What follows is a listing to be transcribed exactly.

The input:
## Start
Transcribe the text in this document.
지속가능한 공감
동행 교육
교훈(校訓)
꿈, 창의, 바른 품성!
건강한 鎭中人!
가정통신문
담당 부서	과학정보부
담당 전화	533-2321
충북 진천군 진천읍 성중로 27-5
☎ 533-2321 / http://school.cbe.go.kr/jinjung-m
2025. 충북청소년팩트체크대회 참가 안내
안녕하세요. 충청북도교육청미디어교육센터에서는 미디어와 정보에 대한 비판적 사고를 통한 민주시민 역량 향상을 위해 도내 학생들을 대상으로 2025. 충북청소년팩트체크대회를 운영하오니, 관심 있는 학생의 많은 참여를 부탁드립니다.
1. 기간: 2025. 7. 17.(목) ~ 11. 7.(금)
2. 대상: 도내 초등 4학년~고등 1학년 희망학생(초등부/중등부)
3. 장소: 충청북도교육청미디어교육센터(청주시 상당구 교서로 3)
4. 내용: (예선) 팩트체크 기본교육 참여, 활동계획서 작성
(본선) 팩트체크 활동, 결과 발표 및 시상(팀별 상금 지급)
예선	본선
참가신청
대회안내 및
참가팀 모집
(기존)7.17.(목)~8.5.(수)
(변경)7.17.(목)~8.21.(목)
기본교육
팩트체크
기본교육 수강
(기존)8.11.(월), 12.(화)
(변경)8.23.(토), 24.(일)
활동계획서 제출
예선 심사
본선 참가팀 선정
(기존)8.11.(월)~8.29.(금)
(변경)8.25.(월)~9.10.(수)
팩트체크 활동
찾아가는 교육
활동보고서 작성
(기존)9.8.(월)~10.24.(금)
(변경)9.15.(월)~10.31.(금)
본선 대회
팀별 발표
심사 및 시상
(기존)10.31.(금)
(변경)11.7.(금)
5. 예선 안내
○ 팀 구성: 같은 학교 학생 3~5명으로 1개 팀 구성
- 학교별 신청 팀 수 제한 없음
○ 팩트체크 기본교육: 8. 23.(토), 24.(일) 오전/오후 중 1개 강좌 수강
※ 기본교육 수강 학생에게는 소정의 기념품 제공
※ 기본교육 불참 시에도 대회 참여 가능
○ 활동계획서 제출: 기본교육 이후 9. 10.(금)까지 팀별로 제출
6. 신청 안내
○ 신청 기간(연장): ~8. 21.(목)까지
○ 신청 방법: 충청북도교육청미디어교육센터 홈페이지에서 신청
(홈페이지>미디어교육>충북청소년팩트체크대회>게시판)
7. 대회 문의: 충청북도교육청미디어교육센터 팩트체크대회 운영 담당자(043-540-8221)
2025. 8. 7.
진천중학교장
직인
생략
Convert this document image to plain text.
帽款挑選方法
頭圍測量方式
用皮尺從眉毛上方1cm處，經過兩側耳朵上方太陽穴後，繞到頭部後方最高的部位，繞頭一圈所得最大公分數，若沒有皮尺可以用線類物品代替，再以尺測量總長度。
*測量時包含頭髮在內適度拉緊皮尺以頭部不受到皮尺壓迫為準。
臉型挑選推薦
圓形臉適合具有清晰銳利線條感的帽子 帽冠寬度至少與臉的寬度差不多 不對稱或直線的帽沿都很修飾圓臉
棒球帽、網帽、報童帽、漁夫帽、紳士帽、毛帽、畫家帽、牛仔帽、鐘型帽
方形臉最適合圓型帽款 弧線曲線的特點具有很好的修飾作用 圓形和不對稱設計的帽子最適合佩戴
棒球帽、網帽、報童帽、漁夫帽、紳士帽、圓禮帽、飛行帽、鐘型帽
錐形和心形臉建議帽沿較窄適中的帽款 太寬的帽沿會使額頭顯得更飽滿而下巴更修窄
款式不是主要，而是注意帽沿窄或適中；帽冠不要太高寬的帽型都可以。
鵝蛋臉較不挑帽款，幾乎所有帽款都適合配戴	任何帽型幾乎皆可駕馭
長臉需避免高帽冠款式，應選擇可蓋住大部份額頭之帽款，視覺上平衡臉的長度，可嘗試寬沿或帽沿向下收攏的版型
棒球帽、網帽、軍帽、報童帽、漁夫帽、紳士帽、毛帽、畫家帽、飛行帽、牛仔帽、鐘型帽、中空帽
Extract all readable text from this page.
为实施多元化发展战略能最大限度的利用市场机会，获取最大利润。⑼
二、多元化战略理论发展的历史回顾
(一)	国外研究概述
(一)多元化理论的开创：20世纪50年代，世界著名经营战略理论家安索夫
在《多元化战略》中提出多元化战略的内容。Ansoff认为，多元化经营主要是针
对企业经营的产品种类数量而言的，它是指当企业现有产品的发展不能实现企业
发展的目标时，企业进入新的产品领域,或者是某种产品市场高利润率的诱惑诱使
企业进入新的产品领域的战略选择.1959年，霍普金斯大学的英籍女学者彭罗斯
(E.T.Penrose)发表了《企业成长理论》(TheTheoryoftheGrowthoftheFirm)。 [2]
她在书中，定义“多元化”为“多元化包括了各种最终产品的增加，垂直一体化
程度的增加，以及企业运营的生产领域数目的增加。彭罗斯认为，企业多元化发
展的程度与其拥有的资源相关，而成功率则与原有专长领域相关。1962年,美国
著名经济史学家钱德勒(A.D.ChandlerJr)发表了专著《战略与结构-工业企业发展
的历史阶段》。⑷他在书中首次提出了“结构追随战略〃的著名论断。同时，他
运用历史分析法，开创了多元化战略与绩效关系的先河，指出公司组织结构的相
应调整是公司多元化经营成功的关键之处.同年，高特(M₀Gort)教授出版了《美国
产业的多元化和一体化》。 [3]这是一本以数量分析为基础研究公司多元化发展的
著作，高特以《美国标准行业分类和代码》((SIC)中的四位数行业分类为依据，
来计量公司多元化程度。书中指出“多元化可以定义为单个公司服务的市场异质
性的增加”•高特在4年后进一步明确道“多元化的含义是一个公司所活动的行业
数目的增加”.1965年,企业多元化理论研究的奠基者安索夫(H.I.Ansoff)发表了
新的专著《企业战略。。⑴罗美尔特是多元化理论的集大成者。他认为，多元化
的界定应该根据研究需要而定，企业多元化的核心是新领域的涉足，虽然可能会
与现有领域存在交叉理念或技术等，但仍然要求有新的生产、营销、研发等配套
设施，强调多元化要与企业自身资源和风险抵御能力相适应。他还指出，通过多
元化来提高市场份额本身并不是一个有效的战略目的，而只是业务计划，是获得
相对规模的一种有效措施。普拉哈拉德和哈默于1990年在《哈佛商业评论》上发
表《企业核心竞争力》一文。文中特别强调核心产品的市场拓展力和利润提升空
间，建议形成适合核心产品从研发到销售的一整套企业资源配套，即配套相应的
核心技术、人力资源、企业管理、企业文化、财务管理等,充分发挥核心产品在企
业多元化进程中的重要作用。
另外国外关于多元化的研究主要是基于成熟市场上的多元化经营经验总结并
## End
Final result:
Transcribe the text in this document.
지속가능한 공감
동행 교육
교훈(校訓)
꿈, 창의, 바른 품성!
건강한 鎭中人!
가정통신문
담당 부서	과학정보부
담당 전화	533-2321
충북 진천군 진천읍 성중로 27-5
☎ 533-2321 / http://school.cbe.go.kr/jinjung-m
2025. 충북청소년팩트체크대회 참가 안내
안녕하세요. 충청북도교육청미디어교육센터에서는 미디어와 정보에 대한 비판적 사고를 통한 민주시민 역량 향상을 위해 도내 학생들을 대상으로 2025. 충북청소년팩트체크대회를 운영하오니, 관심 있는 학생의 많은 참여를 부탁드립니다.
1. 기간: 2025. 7. 17.(목) ~ 11. 7.(금)
2. 대상: 도내 초등 4학년~고등 1학년 희망학생(초등부/중등부)
3. 장소: 충청북도교육청미디어교육센터(청주시 상당구 교서로 3)
4. 내용: (예선) 팩트체크 기본교육 참여, 활동계획서 작성
(본선) 팩트체크 활동, 결과 발표 및 시상(팀별 상금 지급)
예선	본선
참가신청
대회안내 및
참가팀 모집
(기존)7.17.(목)~8.5.(수)
(변경)7.17.(목)~8.21.(목)
기본교육
팩트체크
기본교육 수강
(기존)8.11.(월), 12.(화)
(변경)8.23.(토), 24.(일)
활동계획서 제출
예선 심사
본선 참가팀 선정
(기존)8.11.(월)~8.29.(금)
(변경)8.25.(월)~9.10.(수)
팩트체크 활동
찾아가는 교육
활동보고서 작성
(기존)9.8.(월)~10.24.(금)
(변경)9.15.(월)~10.31.(금)
본선 대회
팀별 발표
심사 및 시상
(기존)10.31.(금)
(변경)11.7.(금)
5. 예선 안내
○ 팀 구성: 같은 학교 학생 3~5명으로 1개 팀 구성
- 학교별 신청 팀 수 제한 없음
○ 팩트체크 기본교육: 8. 23.(토), 24.(일) 오전/오후 중 1개 강좌 수강
※ 기본교육 수강 학생에게는 소정의 기념품 제공
※ 기본교육 불참 시에도 대회 참여 가능
○ 활동계획서 제출: 기본교육 이후 9. 10.(금)까지 팀별로 제출
6. 신청 안내
○ 신청 기간(연장): ~8. 21.(목)까지
○ 신청 방법: 충청북도교육청미디어교육센터 홈페이지에서 신청
(홈페이지>미디어교육>충북청소년팩트체크대회>게시판)
7. 대회 문의: 충청북도교육청미디어교육센터 팩트체크대회 운영 담당자(043-540-8221)
2025. 8. 7.
진천중학교장
직인
생략
Convert this document image to plain text.
帽款挑選方法
頭圍測量方式
用皮尺從眉毛上方1cm處，經過兩側耳朵上方太陽穴後，繞到頭部後方最高的部位，繞頭一圈所得最大公分數，若沒有皮尺可以用線類物品代替，再以尺測量總長度。
*測量時包含頭髮在內適度拉緊皮尺以頭部不受到皮尺壓迫為準。
臉型挑選推薦
圓形臉適合具有清晰銳利線條感的帽子 帽冠寬度至少與臉的寬度差不多 不對稱或直線的帽沿都很修飾圓臉
棒球帽、網帽、報童帽、漁夫帽、紳士帽、毛帽、畫家帽、牛仔帽、鐘型帽
方形臉最適合圓型帽款 弧線曲線的特點具有很好的修飾作用 圓形和不對稱設計的帽子最適合佩戴
棒球帽、網帽、報童帽、漁夫帽、紳士帽、圓禮帽、飛行帽、鐘型帽
錐形和心形臉建議帽沿較窄適中的帽款 太寬的帽沿會使額頭顯得更飽滿而下巴更修窄
款式不是主要，而是注意帽沿窄或適中；帽冠不要太高寬的帽型都可以。
鵝蛋臉較不挑帽款，幾乎所有帽款都適合配戴	任何帽型幾乎皆可駕馭
長臉需避免高帽冠款式，應選擇可蓋住大部份額頭之帽款，視覺上平衡臉的長度，可嘗試寬沿或帽沿向下收攏的版型
棒球帽、網帽、軍帽、報童帽、漁夫帽、紳士帽、毛帽、畫家帽、飛行帽、牛仔帽、鐘型帽、中空帽
Extract all readable text from this page.
为实施多元化发展战略能最大限度的利用市场机会，获取最大利润。⑼
二、多元化战略理论发展的历史回顾
(一)	国外研究概述
(一)多元化理论的开创：20世纪50年代，世界著名经营战略理论家安索夫
在《多元化战略》中提出多元化战略的内容。Ansoff认为，多元化经营主要是针
对企业经营的产品种类数量而言的，它是指当企业现有产品的发展不能实现企业
发展的目标时，企业进入新的产品领域,或者是某种产品市场高利润率的诱惑诱使
企业进入新的产品领域的战略选择.1959年，霍普金斯大学的英籍女学者彭罗斯
(E.T.Penrose)发表了《企业成长理论》(TheTheoryoftheGrowthoftheFirm)。 [2]
她在书中，定义“多元化”为“多元化包括了各种最终产品的增加，垂直一体化
程度的增加，以及企业运营的生产领域数目的增加。彭罗斯认为，企业多元化发
展的程度与其拥有的资源相关，而成功率则与原有专长领域相关。1962年,美国
著名经济史学家钱德勒(A.D.ChandlerJr)发表了专著《战略与结构-工业企业发展
的历史阶段》。⑷他在书中首次提出了“结构追随战略〃的著名论断。同时，他
运用历史分析法，开创了多元化战略与绩效关系的先河，指出公司组织结构的相
应调整是公司多元化经营成功的关键之处.同年，高特(M₀Gort)教授出版了《美国
产业的多元化和一体化》。 [3]这是一本以数量分析为基础研究公司多元化发展的
著作，高特以《美国标准行业分类和代码》((SIC)中的四位数行业分类为依据，
来计量公司多元化程度。书中指出“多元化可以定义为单个公司服务的市场异质
性的增加”•高特在4年后进一步明确道“多元化的含义是一个公司所活动的行业
数目的增加”.1965年,企业多元化理论研究的奠基者安索夫(H.I.Ansoff)发表了
新的专著《企业战略。。⑴罗美尔特是多元化理论的集大成者。他认为，多元化
的界定应该根据研究需要而定，企业多元化的核心是新领域的涉足，虽然可能会
与现有领域存在交叉理念或技术等，但仍然要求有新的生产、营销、研发等配套
设施，强调多元化要与企业自身资源和风险抵御能力相适应。他还指出，通过多
元化来提高市场份额本身并不是一个有效的战略目的，而只是业务计划，是获得
相对规模的一种有效措施。普拉哈拉德和哈默于1990年在《哈佛商业评论》上发
表《企业核心竞争力》一文。文中特别强调核心产品的市场拓展力和利润提升空
间，建议形成适合核心产品从研发到销售的一整套企业资源配套，即配套相应的
核心技术、人力资源、企业管理、企业文化、财务管理等,充分发挥核心产品在企
业多元化进程中的重要作用。
另外国外关于多元化的研究主要是基于成熟市场上的多元化经营经验总结并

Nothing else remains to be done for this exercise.